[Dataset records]
========================================================================
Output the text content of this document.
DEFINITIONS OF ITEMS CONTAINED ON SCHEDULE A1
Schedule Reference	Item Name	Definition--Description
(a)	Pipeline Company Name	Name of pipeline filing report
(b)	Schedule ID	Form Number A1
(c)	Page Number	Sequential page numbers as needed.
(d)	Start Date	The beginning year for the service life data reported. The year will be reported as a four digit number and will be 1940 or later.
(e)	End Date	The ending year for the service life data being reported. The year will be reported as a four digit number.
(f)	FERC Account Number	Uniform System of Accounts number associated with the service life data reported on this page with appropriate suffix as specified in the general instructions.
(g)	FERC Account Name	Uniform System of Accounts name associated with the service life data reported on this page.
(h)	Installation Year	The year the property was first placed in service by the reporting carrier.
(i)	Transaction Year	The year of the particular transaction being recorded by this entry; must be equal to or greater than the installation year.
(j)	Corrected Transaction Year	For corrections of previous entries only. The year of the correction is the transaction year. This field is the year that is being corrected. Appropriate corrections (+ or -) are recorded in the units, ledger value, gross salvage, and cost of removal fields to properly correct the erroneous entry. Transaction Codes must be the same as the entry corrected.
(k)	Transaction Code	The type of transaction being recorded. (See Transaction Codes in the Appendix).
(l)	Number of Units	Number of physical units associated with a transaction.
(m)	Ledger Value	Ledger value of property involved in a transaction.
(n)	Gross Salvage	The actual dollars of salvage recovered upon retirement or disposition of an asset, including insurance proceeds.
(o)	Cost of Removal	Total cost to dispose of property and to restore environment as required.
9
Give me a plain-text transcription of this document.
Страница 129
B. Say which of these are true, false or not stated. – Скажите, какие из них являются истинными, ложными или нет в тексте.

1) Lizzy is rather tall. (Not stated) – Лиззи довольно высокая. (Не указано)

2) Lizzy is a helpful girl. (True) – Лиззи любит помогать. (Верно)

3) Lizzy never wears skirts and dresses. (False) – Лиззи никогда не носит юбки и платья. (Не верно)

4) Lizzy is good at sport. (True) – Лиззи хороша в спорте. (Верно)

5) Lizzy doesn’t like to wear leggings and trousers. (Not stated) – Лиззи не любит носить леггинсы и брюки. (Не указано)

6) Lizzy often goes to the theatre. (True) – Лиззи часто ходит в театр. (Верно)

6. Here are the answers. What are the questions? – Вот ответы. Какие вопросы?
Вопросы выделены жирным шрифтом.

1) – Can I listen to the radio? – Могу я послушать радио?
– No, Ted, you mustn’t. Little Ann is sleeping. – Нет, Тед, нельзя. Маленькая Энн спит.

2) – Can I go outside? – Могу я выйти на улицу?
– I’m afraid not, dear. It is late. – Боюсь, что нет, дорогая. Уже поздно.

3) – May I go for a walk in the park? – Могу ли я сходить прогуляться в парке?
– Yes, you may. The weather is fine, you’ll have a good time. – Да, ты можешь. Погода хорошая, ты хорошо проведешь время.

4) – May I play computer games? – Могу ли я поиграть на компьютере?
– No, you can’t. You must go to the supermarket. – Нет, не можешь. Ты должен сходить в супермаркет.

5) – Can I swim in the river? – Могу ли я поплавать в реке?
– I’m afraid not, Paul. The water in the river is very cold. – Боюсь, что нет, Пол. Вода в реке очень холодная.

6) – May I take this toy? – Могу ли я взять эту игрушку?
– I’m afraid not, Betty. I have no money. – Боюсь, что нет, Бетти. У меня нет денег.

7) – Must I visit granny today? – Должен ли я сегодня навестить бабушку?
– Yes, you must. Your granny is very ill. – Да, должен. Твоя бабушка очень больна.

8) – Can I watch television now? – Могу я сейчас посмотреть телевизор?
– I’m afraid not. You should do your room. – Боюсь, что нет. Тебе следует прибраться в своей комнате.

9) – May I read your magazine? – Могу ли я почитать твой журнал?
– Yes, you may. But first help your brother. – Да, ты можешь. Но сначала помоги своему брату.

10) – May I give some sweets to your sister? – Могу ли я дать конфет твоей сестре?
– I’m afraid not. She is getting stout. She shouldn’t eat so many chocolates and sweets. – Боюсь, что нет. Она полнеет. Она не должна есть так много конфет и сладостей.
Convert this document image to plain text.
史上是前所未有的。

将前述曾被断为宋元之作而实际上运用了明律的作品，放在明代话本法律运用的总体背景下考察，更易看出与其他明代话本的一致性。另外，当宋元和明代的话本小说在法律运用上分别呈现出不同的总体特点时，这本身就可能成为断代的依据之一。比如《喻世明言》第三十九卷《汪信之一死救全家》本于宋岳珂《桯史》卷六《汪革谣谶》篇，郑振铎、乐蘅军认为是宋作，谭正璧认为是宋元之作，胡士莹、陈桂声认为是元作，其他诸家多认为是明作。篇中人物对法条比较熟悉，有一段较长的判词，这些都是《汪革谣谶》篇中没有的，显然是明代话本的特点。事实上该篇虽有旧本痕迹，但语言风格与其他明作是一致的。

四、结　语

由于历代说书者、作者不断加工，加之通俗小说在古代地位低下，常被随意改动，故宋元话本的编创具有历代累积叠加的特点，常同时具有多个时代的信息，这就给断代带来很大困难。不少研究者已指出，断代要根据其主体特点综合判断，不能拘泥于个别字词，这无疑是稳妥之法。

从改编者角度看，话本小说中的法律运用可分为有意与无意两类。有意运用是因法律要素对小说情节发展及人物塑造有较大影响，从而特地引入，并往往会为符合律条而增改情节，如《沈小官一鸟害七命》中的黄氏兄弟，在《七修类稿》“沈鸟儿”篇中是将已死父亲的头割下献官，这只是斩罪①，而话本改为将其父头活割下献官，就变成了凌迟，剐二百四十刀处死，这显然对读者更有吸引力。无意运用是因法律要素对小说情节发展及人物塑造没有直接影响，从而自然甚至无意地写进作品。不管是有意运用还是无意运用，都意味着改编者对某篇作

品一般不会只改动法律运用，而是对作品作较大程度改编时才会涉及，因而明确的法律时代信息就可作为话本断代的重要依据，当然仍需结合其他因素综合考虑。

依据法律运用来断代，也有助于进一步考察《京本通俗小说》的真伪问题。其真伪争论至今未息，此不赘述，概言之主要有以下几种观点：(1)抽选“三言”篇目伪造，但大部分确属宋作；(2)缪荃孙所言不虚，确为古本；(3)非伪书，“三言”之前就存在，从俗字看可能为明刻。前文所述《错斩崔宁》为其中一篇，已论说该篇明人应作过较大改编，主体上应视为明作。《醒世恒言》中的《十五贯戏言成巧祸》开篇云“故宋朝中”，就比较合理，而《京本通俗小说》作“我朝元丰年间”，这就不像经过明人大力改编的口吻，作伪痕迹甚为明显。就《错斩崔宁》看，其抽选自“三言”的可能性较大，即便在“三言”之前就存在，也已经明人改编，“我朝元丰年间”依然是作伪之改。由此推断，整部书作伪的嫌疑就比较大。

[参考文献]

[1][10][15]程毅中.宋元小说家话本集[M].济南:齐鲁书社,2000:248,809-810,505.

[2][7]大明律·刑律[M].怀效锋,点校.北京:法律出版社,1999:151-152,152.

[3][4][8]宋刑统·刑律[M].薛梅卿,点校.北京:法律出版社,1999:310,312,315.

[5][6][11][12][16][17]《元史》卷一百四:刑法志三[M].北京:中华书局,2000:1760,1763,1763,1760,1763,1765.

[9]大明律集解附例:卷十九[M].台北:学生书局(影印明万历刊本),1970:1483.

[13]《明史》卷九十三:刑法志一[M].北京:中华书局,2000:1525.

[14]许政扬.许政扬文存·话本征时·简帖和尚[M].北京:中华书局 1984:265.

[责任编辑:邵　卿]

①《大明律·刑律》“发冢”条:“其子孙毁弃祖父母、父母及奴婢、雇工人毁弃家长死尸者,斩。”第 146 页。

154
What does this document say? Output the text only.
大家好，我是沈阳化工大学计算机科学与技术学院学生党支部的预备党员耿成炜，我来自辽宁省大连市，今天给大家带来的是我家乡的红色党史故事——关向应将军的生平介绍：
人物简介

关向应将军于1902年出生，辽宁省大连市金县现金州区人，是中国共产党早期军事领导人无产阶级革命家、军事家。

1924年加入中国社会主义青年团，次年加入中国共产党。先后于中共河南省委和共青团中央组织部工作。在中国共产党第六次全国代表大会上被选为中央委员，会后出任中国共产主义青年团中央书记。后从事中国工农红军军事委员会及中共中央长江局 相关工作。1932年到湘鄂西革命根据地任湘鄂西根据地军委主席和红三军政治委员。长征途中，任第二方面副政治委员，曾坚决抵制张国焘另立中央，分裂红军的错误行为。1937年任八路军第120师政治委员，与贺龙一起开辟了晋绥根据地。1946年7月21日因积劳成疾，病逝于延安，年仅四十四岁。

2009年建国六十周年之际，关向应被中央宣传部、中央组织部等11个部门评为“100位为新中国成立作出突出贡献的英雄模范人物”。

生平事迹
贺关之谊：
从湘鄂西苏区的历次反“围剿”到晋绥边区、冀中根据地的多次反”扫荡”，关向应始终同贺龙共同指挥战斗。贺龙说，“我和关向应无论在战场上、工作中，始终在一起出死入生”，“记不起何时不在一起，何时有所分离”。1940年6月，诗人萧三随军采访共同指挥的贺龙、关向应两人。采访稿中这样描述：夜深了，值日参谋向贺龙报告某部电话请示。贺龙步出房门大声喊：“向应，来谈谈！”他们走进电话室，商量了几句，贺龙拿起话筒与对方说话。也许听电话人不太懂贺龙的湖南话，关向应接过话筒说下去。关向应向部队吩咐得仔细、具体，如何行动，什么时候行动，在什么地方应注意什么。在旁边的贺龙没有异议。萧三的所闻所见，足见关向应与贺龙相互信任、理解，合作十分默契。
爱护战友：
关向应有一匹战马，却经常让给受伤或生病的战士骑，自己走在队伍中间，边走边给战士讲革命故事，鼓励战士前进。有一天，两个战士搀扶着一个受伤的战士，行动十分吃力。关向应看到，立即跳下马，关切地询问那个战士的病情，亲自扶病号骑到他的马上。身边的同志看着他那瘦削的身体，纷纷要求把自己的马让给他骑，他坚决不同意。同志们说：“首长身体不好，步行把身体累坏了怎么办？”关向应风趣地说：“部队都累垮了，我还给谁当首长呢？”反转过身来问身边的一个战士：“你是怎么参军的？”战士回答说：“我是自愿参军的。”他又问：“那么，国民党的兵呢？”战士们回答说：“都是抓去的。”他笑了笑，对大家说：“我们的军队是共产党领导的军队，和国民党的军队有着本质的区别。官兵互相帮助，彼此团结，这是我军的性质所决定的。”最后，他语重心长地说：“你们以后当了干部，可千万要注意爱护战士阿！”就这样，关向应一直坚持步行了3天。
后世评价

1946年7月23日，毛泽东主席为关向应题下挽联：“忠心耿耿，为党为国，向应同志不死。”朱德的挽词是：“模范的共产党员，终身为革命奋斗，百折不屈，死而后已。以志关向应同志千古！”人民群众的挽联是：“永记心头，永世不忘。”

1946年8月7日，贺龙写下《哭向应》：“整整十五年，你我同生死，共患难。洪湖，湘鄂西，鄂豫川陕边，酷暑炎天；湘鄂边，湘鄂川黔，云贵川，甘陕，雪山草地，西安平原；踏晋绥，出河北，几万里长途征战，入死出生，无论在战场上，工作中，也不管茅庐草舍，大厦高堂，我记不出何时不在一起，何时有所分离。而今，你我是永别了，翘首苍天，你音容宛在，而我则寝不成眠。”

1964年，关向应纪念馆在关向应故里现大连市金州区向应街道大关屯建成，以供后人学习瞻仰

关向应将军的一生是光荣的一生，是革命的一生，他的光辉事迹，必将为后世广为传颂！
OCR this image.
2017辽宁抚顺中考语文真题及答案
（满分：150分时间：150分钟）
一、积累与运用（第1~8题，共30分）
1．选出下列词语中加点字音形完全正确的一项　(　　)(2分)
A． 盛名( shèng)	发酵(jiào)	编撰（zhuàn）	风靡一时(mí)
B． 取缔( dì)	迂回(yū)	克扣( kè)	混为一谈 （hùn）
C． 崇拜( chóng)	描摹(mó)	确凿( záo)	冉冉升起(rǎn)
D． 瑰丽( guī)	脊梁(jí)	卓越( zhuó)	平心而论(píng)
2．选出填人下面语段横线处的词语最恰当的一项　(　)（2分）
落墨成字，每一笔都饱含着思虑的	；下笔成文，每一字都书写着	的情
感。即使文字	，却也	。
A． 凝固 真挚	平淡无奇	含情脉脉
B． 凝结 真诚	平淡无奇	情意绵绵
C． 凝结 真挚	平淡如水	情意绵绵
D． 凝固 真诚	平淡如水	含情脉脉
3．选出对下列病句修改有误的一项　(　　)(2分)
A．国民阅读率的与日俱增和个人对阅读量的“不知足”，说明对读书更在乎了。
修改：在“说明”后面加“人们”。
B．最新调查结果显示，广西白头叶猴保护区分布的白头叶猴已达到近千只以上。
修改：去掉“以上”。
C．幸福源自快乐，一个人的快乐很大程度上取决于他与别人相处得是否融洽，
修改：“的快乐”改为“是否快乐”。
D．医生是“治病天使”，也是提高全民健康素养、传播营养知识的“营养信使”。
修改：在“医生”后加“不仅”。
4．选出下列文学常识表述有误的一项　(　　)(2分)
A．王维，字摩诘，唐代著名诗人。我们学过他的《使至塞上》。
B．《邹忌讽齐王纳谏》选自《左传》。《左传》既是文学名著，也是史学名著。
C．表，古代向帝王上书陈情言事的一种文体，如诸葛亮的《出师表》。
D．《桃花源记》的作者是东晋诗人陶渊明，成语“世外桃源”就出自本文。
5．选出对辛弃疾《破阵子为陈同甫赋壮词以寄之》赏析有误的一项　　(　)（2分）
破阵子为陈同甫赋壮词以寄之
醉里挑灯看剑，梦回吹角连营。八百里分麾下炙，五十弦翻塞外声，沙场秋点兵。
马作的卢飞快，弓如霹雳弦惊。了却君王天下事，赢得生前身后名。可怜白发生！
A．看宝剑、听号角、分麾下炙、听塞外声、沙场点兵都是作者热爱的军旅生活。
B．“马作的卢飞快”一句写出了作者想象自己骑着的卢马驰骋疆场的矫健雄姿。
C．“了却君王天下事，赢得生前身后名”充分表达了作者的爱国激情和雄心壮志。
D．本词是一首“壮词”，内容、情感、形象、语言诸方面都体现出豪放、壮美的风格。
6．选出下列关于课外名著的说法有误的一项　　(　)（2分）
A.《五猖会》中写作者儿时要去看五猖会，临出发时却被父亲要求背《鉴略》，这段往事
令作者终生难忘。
========================================================================
Goal: Examine the listing and say how many of its lines contain the string "only". Give the number alone.

Task response: 2